» **TASK TO CARRY OUT**:
In the data below, find each line containing the string "блукання" and return it.

______________________________

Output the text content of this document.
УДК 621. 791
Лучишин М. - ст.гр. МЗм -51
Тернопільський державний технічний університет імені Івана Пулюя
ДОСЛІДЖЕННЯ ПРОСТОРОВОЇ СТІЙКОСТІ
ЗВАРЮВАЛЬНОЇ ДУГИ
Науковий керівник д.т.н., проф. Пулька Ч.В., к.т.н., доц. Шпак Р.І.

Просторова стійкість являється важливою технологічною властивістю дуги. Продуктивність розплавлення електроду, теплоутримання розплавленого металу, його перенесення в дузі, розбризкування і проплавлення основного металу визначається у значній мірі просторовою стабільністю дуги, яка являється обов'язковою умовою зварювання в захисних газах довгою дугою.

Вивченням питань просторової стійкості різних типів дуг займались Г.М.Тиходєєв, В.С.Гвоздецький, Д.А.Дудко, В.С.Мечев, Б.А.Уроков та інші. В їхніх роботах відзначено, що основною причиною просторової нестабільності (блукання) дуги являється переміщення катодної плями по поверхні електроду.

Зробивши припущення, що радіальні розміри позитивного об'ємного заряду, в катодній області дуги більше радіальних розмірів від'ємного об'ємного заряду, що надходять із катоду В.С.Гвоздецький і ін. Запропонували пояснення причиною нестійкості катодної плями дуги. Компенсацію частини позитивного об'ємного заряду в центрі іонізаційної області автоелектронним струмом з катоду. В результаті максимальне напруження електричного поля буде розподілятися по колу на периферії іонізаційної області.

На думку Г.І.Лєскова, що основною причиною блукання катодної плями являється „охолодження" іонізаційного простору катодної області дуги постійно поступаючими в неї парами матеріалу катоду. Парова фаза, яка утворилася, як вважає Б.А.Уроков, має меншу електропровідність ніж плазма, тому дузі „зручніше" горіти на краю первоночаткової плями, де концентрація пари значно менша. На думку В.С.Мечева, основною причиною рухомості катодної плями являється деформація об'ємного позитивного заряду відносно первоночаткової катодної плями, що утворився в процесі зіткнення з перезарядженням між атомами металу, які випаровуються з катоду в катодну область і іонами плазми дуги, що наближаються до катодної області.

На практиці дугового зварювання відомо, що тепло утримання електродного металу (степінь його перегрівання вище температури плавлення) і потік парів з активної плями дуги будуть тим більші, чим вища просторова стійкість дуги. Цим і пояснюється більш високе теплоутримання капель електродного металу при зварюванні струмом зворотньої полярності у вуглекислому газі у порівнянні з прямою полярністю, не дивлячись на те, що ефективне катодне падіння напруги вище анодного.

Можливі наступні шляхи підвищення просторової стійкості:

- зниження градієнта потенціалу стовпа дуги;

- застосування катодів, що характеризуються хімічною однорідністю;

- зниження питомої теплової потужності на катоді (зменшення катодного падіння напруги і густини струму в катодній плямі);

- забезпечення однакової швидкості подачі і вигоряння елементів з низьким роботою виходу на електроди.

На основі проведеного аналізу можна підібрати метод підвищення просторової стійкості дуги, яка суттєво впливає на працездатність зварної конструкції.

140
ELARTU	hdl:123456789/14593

______________________________

» **EXPECTED ANSWER**:
Вивченням питань просторової стійкості різних типів дуг займались Г.М.Тиходєєв, В.С.Гвоздецький, Д.А.Дудко, В.С.Мечев, Б.А.Уроков та інші. В їхніх роботах відзначено, що основною причиною просторової нестабільності (блукання) дуги являється переміщення катодної плями по поверхні електроду.
На думку Г.І.Лєскова, що основною причиною блукання катодної плями являється „охолодження" іонізаційного простору катодної області дуги постійно поступаючими в неї парами матеріалу катоду. Парова фаза, яка утворилася, як вважає Б.А.Уроков, має меншу електропровідність ніж плазма, тому дузі „зручніше" горіти на краю первоночаткової плями, де концентрація пари значно менша. На думку В.С.Мечева, основною причиною рухомості катодної плями являється деформація об'ємного позитивного заряду відносно первоночаткової катодної плями, що утворився в процесі зіткнення з перезарядженням між атомами металу, які випаровуються з катоду в катодну область і іонами плазми дуги, що наближаються до катодної області.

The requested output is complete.